Job - Write out the entire listing below exactly, with the pictures left out.

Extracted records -
******
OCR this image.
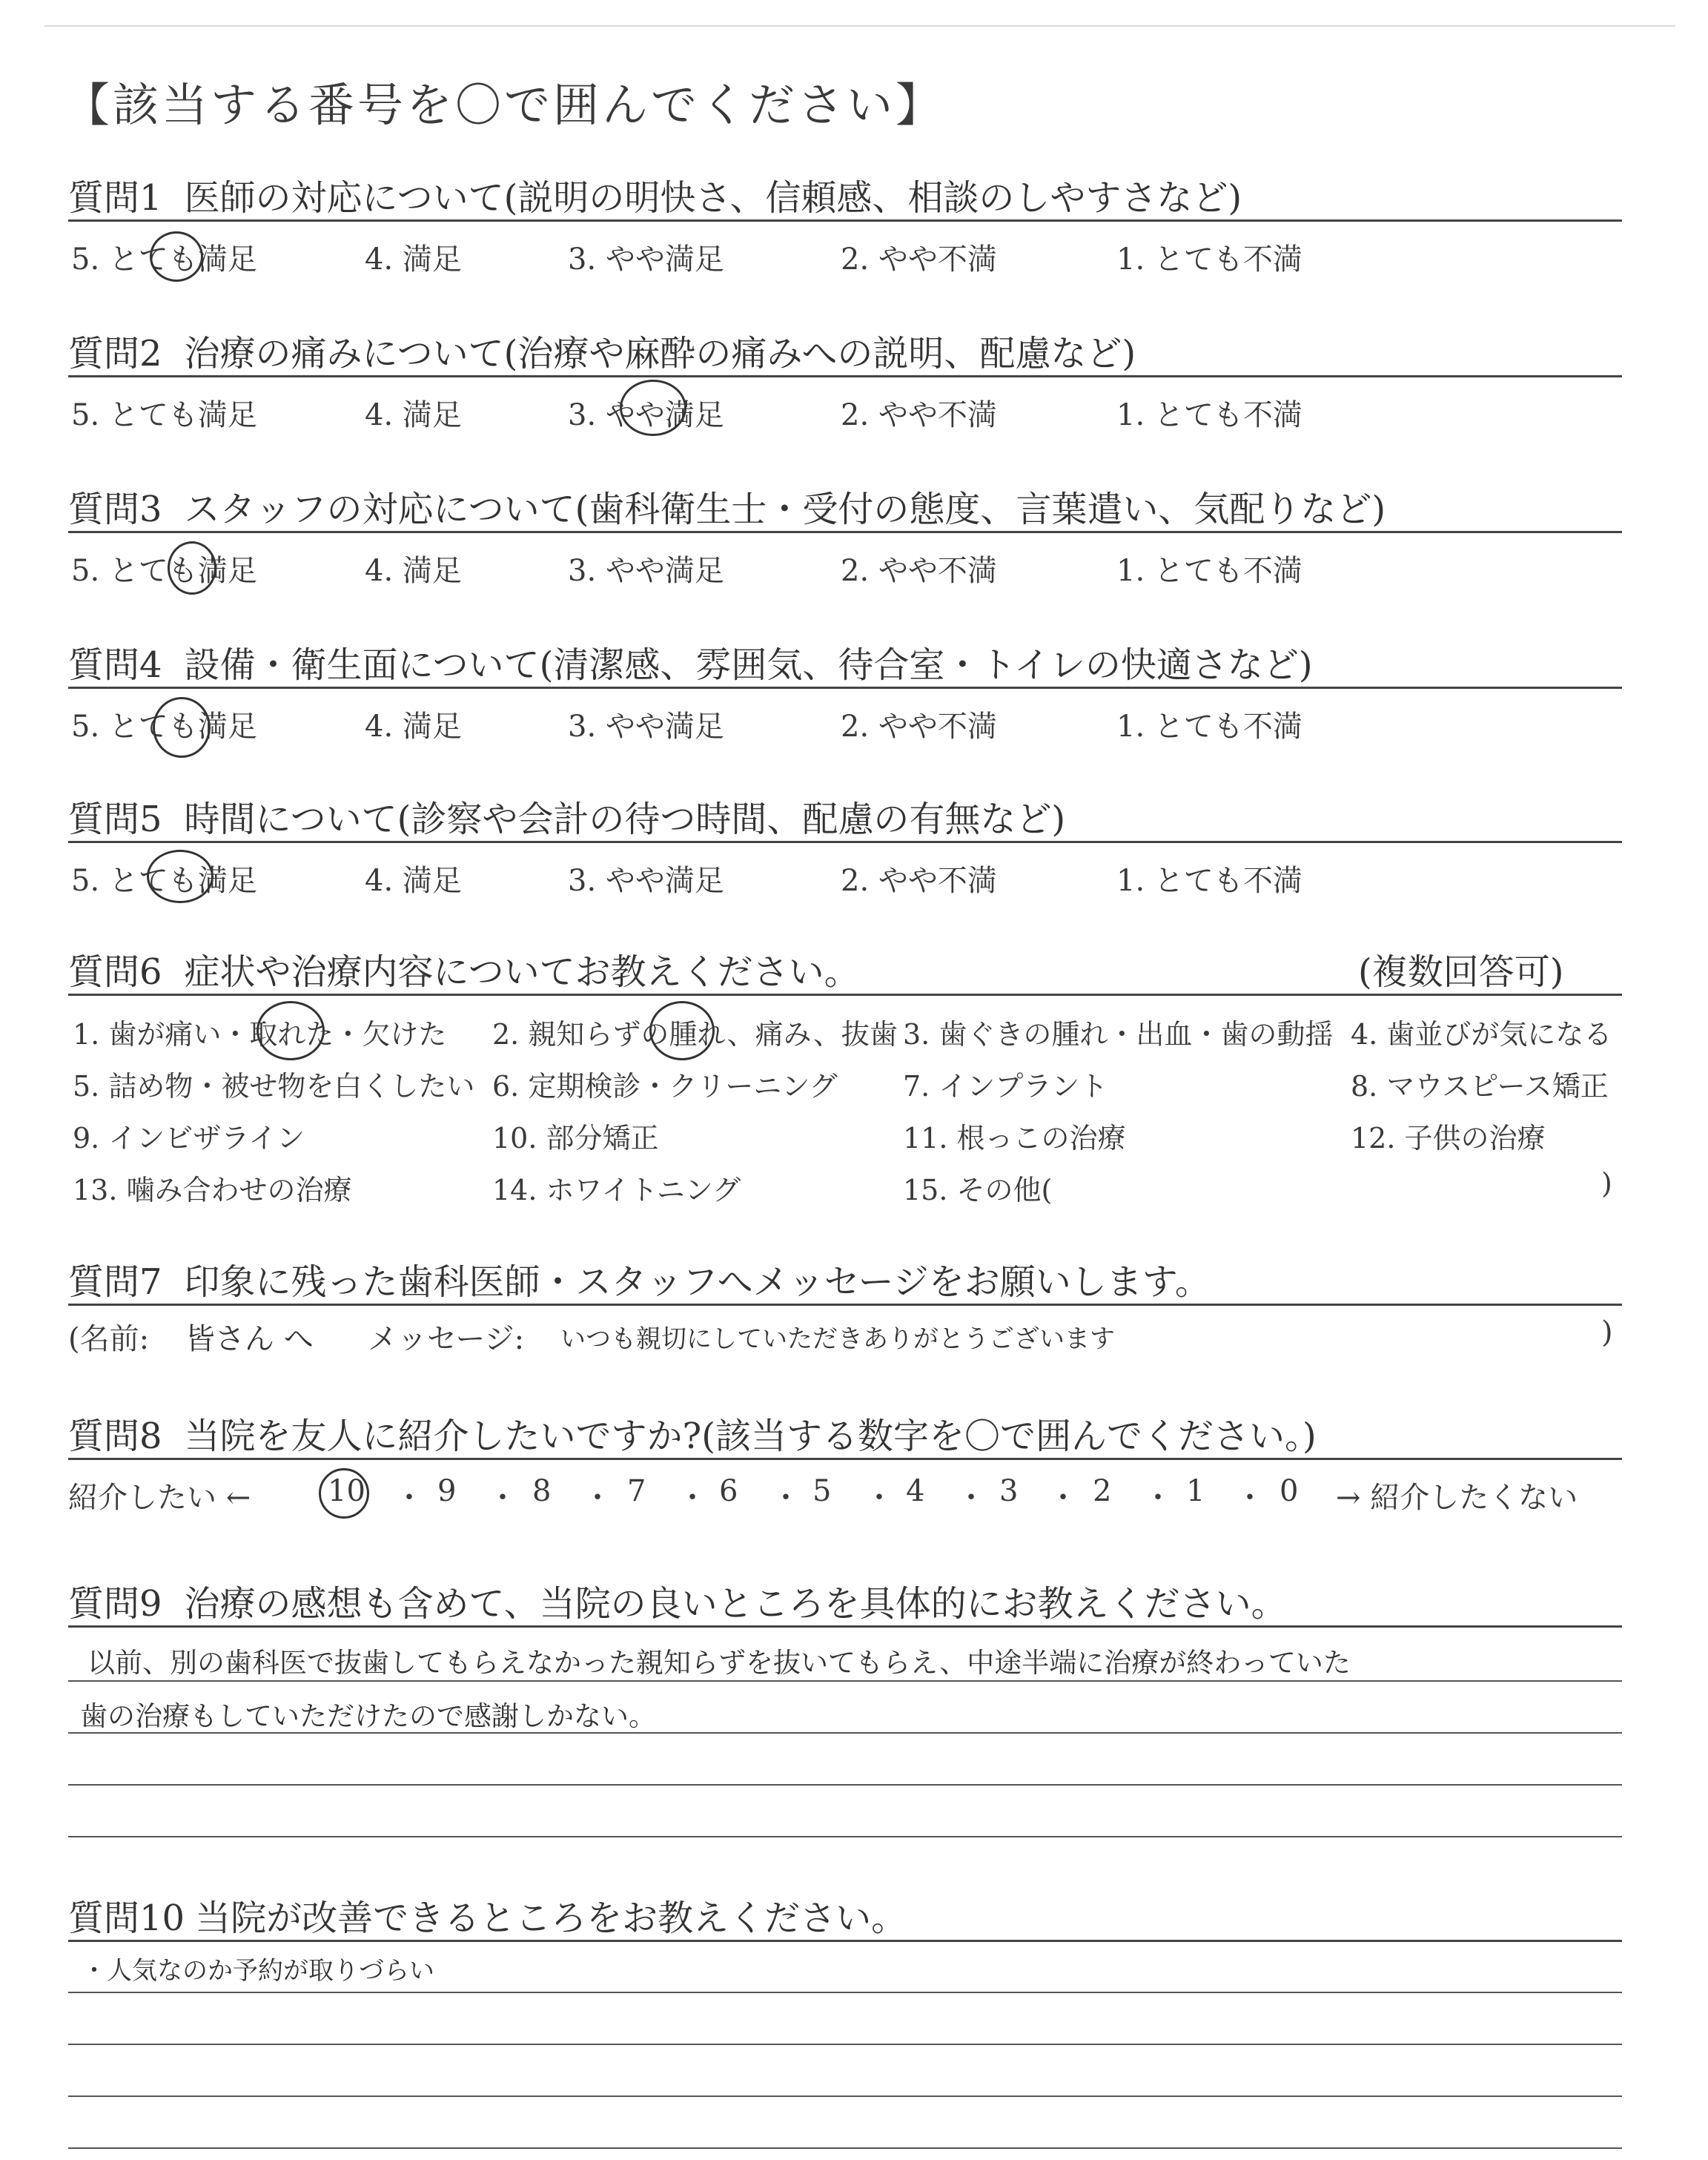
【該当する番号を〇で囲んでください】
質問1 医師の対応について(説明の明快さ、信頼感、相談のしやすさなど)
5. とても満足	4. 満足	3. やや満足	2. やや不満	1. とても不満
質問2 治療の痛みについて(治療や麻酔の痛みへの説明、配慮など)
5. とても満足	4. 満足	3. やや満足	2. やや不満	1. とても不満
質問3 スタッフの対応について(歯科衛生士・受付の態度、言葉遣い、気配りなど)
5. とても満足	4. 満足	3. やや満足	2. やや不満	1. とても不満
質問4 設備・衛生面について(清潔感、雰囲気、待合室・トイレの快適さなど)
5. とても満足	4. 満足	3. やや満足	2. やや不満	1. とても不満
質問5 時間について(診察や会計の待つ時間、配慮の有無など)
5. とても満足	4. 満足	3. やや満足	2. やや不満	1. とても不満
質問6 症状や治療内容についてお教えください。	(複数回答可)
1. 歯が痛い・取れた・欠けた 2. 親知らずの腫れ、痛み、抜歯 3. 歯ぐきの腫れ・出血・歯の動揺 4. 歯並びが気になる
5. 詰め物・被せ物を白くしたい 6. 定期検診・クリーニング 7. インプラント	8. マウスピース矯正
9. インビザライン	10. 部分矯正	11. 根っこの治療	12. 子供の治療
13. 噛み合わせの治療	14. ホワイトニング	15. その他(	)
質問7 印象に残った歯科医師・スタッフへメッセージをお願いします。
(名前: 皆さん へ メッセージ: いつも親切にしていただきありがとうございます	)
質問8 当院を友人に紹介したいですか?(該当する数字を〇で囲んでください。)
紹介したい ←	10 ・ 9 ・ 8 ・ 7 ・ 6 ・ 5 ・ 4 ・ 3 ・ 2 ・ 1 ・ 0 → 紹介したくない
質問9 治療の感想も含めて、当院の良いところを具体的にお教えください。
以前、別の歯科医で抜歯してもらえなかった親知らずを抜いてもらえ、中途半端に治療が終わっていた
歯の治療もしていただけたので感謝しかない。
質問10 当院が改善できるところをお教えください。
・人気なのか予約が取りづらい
******
Solution to this exercise -
OCR this image.
【該当する番号を〇で囲んでください】
質問1 医師の対応について(説明の明快さ、信頼感、相談のしやすさなど)
5. とても満足	4. 満足	3. やや満足	2. やや不満	1. とても不満
質問2 治療の痛みについて(治療や麻酔の痛みへの説明、配慮など)
5. とても満足	4. 満足	3. やや満足	2. やや不満	1. とても不満
質問3 スタッフの対応について(歯科衛生士・受付の態度、言葉遣い、気配りなど)
5. とても満足	4. 満足	3. やや満足	2. やや不満	1. とても不満
質問4 設備・衛生面について(清潔感、雰囲気、待合室・トイレの快適さなど)
5. とても満足	4. 満足	3. やや満足	2. やや不満	1. とても不満
質問5 時間について(診察や会計の待つ時間、配慮の有無など)
5. とても満足	4. 満足	3. やや満足	2. やや不満	1. とても不満
質問6 症状や治療内容についてお教えください。	(複数回答可)
1. 歯が痛い・取れた・欠けた 2. 親知らずの腫れ、痛み、抜歯 3. 歯ぐきの腫れ・出血・歯の動揺 4. 歯並びが気になる
5. 詰め物・被せ物を白くしたい 6. 定期検診・クリーニング 7. インプラント	8. マウスピース矯正
9. インビザライン	10. 部分矯正	11. 根っこの治療	12. 子供の治療
13. 噛み合わせの治療	14. ホワイトニング	15. その他(	)
質問7 印象に残った歯科医師・スタッフへメッセージをお願いします。
(名前: 皆さん へ メッセージ: いつも親切にしていただきありがとうございます	)
質問8 当院を友人に紹介したいですか?(該当する数字を〇で囲んでください。)
紹介したい ←	10 ・ 9 ・ 8 ・ 7 ・ 6 ・ 5 ・ 4 ・ 3 ・ 2 ・ 1 ・ 0 → 紹介したくない
質問9 治療の感想も含めて、当院の良いところを具体的にお教えください。
以前、別の歯科医で抜歯してもらえなかった親知らずを抜いてもらえ、中途半端に治療が終わっていた
歯の治療もしていただけたので感謝しかない。
質問10 当院が改善できるところをお教えください。
・人気なのか予約が取りづらい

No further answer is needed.